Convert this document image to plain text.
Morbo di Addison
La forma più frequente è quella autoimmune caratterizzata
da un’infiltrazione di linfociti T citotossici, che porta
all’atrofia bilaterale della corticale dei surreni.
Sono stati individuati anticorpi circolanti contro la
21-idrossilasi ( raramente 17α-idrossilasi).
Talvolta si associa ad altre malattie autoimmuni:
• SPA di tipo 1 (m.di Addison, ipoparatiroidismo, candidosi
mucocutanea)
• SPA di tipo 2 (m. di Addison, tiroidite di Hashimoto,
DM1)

==

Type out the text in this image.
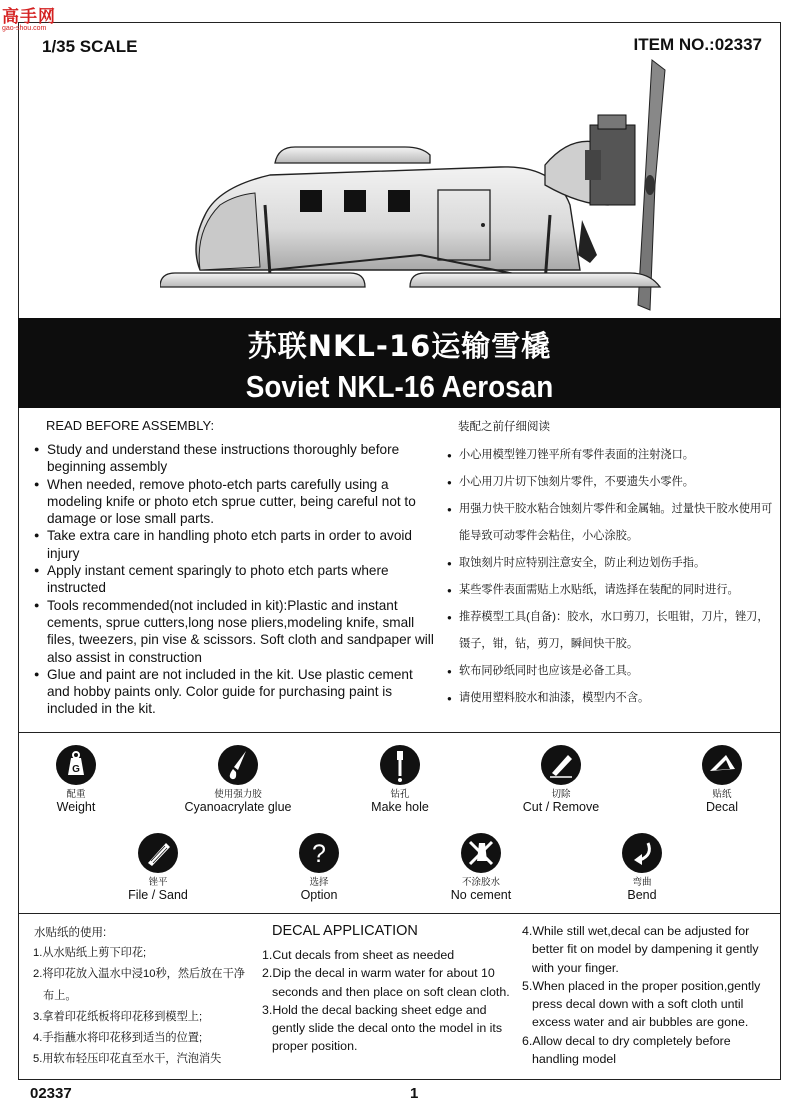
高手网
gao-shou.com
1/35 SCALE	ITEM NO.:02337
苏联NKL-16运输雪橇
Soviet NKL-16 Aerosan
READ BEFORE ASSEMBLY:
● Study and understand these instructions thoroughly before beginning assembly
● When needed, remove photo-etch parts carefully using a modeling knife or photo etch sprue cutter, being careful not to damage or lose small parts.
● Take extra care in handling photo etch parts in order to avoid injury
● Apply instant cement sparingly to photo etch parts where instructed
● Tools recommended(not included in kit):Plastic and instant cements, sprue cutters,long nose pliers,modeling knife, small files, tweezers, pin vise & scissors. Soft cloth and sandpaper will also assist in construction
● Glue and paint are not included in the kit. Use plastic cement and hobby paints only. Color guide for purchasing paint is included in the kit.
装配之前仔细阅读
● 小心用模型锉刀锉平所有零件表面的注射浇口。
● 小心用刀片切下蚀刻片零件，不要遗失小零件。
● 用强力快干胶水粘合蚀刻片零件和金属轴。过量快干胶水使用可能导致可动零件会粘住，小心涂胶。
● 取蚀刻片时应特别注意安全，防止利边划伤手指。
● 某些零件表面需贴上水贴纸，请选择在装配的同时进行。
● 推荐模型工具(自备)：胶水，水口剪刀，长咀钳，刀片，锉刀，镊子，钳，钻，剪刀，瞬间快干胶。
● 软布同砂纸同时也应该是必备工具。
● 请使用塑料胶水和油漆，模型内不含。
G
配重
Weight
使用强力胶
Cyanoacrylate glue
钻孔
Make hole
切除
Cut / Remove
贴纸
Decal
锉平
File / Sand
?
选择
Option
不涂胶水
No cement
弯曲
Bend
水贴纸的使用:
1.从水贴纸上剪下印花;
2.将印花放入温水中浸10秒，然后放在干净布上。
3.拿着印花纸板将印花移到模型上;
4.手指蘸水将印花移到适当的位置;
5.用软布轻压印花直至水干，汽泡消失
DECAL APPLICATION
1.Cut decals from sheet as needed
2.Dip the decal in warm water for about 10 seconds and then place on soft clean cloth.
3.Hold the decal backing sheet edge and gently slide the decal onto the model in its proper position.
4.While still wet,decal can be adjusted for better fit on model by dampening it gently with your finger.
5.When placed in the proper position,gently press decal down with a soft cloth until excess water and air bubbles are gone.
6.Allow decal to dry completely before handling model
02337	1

> _Stated exercise_
Among the entries above, how many lines include the word "handling"? Reply with the number only.

> _Response below_
2